## OBJECTIVE:
Using the data below, gather each line that includes the word "muihin".

## EXERCISE INPUTS:
* BEGIN *
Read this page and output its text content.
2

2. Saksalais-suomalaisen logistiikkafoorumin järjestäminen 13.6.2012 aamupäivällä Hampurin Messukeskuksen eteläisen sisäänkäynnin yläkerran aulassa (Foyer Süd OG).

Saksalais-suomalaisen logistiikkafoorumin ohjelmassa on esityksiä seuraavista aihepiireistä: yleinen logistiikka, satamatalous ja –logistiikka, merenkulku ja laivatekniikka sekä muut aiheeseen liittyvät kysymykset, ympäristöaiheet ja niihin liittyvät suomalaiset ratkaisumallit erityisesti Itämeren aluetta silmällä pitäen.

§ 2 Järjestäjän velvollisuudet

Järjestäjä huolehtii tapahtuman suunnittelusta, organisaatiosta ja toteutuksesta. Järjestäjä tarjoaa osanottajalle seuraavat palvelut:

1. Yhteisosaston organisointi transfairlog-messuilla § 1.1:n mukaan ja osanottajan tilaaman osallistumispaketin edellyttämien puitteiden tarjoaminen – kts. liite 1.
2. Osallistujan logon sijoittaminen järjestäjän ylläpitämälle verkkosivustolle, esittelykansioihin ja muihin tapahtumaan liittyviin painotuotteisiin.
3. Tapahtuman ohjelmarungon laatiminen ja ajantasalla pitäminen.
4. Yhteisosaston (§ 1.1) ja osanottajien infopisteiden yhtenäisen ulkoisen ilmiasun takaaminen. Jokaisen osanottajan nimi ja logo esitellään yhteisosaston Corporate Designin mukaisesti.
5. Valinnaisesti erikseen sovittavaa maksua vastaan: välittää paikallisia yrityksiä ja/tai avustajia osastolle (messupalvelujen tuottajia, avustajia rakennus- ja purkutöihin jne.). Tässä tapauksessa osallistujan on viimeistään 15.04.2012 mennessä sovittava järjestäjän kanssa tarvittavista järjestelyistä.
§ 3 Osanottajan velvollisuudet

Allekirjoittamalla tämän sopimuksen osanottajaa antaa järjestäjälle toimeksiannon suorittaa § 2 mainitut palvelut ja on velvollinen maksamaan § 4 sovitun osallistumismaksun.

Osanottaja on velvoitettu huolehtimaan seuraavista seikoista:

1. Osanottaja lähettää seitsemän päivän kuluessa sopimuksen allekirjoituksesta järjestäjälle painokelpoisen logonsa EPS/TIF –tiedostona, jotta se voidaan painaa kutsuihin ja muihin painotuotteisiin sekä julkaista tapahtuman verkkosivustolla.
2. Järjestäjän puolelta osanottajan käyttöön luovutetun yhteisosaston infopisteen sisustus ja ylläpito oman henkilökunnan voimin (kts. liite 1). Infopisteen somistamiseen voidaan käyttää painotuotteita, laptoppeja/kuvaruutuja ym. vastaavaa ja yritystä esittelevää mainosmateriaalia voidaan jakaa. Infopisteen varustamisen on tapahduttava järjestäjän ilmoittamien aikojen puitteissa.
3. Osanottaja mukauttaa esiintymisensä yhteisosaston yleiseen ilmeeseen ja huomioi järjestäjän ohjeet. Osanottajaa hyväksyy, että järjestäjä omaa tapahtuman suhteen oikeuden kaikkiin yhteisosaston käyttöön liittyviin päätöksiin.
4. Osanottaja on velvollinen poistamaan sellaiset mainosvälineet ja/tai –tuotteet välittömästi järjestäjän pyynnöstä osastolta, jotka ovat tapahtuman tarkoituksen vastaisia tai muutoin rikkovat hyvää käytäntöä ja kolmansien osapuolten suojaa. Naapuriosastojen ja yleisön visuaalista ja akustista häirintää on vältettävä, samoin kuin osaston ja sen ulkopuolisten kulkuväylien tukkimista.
* END *
## THE RESULT:
2. Osallistujan logon sijoittaminen järjestäjän ylläpitämälle verkkosivustolle, esittelykansioihin ja muihin tapahtumaan liittyviin painotuotteisiin.
1. Osanottaja lähettää seitsemän päivän kuluessa sopimuksen allekirjoituksesta järjestäjälle painokelpoisen logonsa EPS/TIF –tiedostona, jotta se voidaan painaa kutsuihin ja muihin painotuotteisiin sekä julkaista tapahtuman verkkosivustolla.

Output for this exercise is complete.